[START MATERIAL FOR THIS EXERCISE]

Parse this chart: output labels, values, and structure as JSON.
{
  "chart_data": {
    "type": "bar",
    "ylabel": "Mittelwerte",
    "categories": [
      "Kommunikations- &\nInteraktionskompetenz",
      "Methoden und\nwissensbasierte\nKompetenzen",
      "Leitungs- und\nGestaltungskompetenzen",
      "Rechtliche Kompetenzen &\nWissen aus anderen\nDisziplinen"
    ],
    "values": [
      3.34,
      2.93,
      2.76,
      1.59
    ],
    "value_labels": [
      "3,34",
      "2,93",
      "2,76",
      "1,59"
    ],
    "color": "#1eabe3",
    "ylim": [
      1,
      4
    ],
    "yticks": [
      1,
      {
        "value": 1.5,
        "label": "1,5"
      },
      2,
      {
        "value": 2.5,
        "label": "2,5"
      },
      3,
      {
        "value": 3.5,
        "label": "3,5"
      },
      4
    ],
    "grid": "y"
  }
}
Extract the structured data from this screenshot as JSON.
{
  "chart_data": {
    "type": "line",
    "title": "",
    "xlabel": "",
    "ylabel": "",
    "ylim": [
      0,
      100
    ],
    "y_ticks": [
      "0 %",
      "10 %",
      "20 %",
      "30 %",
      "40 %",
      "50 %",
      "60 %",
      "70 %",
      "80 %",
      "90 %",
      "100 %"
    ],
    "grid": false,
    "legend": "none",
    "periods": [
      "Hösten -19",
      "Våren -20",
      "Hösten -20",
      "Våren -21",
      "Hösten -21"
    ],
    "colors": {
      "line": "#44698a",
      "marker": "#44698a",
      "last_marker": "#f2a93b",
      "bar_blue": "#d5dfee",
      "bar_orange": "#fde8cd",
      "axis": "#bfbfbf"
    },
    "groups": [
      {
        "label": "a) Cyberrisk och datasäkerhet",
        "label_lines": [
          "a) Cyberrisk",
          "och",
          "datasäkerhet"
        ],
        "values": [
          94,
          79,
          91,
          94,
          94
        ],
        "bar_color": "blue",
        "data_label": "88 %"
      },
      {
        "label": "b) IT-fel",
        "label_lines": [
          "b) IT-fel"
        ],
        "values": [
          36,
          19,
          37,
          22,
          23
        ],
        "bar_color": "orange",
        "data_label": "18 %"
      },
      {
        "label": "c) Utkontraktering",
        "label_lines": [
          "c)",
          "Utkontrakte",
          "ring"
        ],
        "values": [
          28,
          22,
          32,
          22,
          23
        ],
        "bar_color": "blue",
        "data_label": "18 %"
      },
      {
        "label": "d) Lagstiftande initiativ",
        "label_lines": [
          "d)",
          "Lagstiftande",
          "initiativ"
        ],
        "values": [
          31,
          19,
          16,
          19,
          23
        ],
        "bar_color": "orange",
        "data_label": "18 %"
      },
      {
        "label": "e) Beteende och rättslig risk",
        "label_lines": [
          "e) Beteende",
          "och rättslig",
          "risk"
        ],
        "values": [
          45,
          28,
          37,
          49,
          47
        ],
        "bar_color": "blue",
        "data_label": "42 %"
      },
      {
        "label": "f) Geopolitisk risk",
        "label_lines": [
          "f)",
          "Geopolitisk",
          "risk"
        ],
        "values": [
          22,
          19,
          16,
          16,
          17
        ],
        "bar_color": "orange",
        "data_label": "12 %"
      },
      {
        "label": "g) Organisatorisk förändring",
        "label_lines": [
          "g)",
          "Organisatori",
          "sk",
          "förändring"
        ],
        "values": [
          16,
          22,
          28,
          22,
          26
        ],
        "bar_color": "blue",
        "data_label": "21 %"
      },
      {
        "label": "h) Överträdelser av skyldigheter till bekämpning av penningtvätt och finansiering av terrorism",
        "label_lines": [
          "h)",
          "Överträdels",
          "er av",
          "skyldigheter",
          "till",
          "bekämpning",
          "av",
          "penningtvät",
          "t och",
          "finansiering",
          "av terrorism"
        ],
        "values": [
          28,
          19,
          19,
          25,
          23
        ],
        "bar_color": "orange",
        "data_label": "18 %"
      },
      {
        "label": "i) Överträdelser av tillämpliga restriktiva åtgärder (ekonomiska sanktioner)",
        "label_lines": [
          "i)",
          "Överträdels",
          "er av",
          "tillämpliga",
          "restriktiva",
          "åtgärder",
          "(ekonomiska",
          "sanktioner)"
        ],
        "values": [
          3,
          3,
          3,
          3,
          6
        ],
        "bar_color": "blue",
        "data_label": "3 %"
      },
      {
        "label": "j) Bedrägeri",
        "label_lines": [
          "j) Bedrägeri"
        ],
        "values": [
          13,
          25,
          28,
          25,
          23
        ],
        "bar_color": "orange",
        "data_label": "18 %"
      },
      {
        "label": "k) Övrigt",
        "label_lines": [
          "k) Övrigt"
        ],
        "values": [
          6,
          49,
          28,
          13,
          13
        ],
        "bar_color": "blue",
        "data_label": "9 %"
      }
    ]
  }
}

[END MATERIAL FOR THIS EXERCISE]

YOUR GOAL >> Give an exact copy of all the data shown above.

REPLY TO THE TASK >>
Parse this chart: output labels, values, and structure as JSON.
{
  "chart_data": {
    "type": "bar",
    "ylabel": "Mittelwerte",
    "categories": [
      "Kommunikations- &\nInteraktionskompetenz",
      "Methoden und\nwissensbasierte\nKompetenzen",
      "Leitungs- und\nGestaltungskompetenzen",
      "Rechtliche Kompetenzen &\nWissen aus anderen\nDisziplinen"
    ],
    "values": [
      3.34,
      2.93,
      2.76,
      1.59
    ],
    "value_labels": [
      "3,34",
      "2,93",
      "2,76",
      "1,59"
    ],
    "color": "#1eabe3",
    "ylim": [
      1,
      4
    ],
    "yticks": [
      1,
      {
        "value": 1.5,
        "label": "1,5"
      },
      2,
      {
        "value": 2.5,
        "label": "2,5"
      },
      3,
      {
        "value": 3.5,
        "label": "3,5"
      },
      4
    ],
    "grid": "y"
  }
}
Extract the structured data from this screenshot as JSON.
{
  "chart_data": {
    "type": "line",
    "title": "",
    "xlabel": "",
    "ylabel": "",
    "ylim": [
      0,
      100
    ],
    "y_ticks": [
      "0 %",
      "10 %",
      "20 %",
      "30 %",
      "40 %",
      "50 %",
      "60 %",
      "70 %",
      "80 %",
      "90 %",
      "100 %"
    ],
    "grid": false,
    "legend": "none",
    "periods": [
      "Hösten -19",
      "Våren -20",
      "Hösten -20",
      "Våren -21",
      "Hösten -21"
    ],
    "colors": {
      "line": "#44698a",
      "marker": "#44698a",
      "last_marker": "#f2a93b",
      "bar_blue": "#d5dfee",
      "bar_orange": "#fde8cd",
      "axis": "#bfbfbf"
    },
    "groups": [
      {
        "label": "a) Cyberrisk och datasäkerhet",
        "label_lines": [
          "a) Cyberrisk",
          "och",
          "datasäkerhet"
        ],
        "values": [
          94,
          79,
          91,
          94,
          94
        ],
        "bar_color": "blue",
        "data_label": "88 %"
      },
      {
        "label": "b) IT-fel",
        "label_lines": [
          "b) IT-fel"
        ],
        "values": [
          36,
          19,
          37,
          22,
          23
        ],
        "bar_color": "orange",
        "data_label": "18 %"
      },
      {
        "label": "c) Utkontraktering",
        "label_lines": [
          "c)",
          "Utkontrakte",
          "ring"
        ],
        "values": [
          28,
          22,
          32,
          22,
          23
        ],
        "bar_color": "blue",
        "data_label": "18 %"
      },
      {
        "label": "d) Lagstiftande initiativ",
        "label_lines": [
          "d)",
          "Lagstiftande",
          "initiativ"
        ],
        "values": [
          31,
          19,
          16,
          19,
          23
        ],
        "bar_color": "orange",
        "data_label": "18 %"
      },
      {
        "label": "e) Beteende och rättslig risk",
        "label_lines": [
          "e) Beteende",
          "och rättslig",
          "risk"
        ],
        "values": [
          45,
          28,
          37,
          49,
          47
        ],
        "bar_color": "blue",
        "data_label": "42 %"
      },
      {
        "label": "f) Geopolitisk risk",
        "label_lines": [
          "f)",
          "Geopolitisk",
          "risk"
        ],
        "values": [
          22,
          19,
          16,
          16,
          17
        ],
        "bar_color": "orange",
        "data_label": "12 %"
      },
      {
        "label": "g) Organisatorisk förändring",
        "label_lines": [
          "g)",
          "Organisatori",
          "sk",
          "förändring"
        ],
        "values": [
          16,
          22,
          28,
          22,
          26
        ],
        "bar_color": "blue",
        "data_label": "21 %"
      },
      {
        "label": "h) Överträdelser av skyldigheter till bekämpning av penningtvätt och finansiering av terrorism",
        "label_lines": [
          "h)",
          "Överträdels",
          "er av",
          "skyldigheter",
          "till",
          "bekämpning",
          "av",
          "penningtvät",
          "t och",
          "finansiering",
          "av terrorism"
        ],
        "values": [
          28,
          19,
          19,
          25,
          23
        ],
        "bar_color": "orange",
        "data_label": "18 %"
      },
      {
        "label": "i) Överträdelser av tillämpliga restriktiva åtgärder (ekonomiska sanktioner)",
        "label_lines": [
          "i)",
          "Överträdels",
          "er av",
          "tillämpliga",
          "restriktiva",
          "åtgärder",
          "(ekonomiska",
          "sanktioner)"
        ],
        "values": [
          3,
          3,
          3,
          3,
          6
        ],
        "bar_color": "blue",
        "data_label": "3 %"
      },
      {
        "label": "j) Bedrägeri",
        "label_lines": [
          "j) Bedrägeri"
        ],
        "values": [
          13,
          25,
          28,
          25,
          23
        ],
        "bar_color": "orange",
        "data_label": "18 %"
      },
      {
        "label": "k) Övrigt",
        "label_lines": [
          "k) Övrigt"
        ],
        "values": [
          6,
          49,
          28,
          13,
          13
        ],
        "bar_color": "blue",
        "data_label": "9 %"
      }
    ]
  }
}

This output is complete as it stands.